--- start of DATA FOR PROCESSING ---

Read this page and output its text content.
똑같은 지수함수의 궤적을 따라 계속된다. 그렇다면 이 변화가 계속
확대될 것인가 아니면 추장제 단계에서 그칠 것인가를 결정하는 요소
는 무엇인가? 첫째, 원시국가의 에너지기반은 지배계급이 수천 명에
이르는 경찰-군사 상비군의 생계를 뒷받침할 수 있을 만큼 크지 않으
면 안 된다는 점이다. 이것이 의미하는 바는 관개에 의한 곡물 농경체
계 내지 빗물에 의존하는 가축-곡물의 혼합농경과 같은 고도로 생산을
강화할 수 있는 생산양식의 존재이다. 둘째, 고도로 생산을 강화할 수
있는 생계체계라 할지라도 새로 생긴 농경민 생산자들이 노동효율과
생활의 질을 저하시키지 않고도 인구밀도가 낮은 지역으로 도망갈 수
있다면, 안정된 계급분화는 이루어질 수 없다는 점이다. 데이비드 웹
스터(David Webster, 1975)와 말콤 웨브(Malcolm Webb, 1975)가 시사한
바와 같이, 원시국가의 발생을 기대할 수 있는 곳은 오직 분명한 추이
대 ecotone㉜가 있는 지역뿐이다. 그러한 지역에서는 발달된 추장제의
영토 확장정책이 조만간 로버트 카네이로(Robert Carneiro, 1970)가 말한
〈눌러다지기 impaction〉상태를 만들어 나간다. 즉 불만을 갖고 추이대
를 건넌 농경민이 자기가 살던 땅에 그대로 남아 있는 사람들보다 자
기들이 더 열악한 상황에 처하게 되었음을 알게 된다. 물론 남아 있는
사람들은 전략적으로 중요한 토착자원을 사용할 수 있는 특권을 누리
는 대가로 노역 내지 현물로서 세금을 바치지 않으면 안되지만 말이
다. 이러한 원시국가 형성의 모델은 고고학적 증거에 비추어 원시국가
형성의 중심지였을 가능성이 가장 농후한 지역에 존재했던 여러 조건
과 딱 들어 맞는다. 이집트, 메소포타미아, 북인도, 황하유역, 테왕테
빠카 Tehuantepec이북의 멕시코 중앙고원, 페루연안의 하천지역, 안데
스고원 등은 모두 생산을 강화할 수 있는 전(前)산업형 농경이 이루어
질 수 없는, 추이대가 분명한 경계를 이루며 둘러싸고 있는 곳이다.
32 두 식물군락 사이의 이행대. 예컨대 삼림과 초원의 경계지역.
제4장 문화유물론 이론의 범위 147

--- end of DATA FOR PROCESSING ---

**TO BE DONE**
From the listing above, pick out every line containing "원시국가의".

**WRITTEN RESPONSE**
는 무엇인가? 첫째, 원시국가의 에너지기반은 지배계급이 수천 명에
바와 같이, 원시국가의 발생을 기대할 수 있는 곳은 오직 분명한 추이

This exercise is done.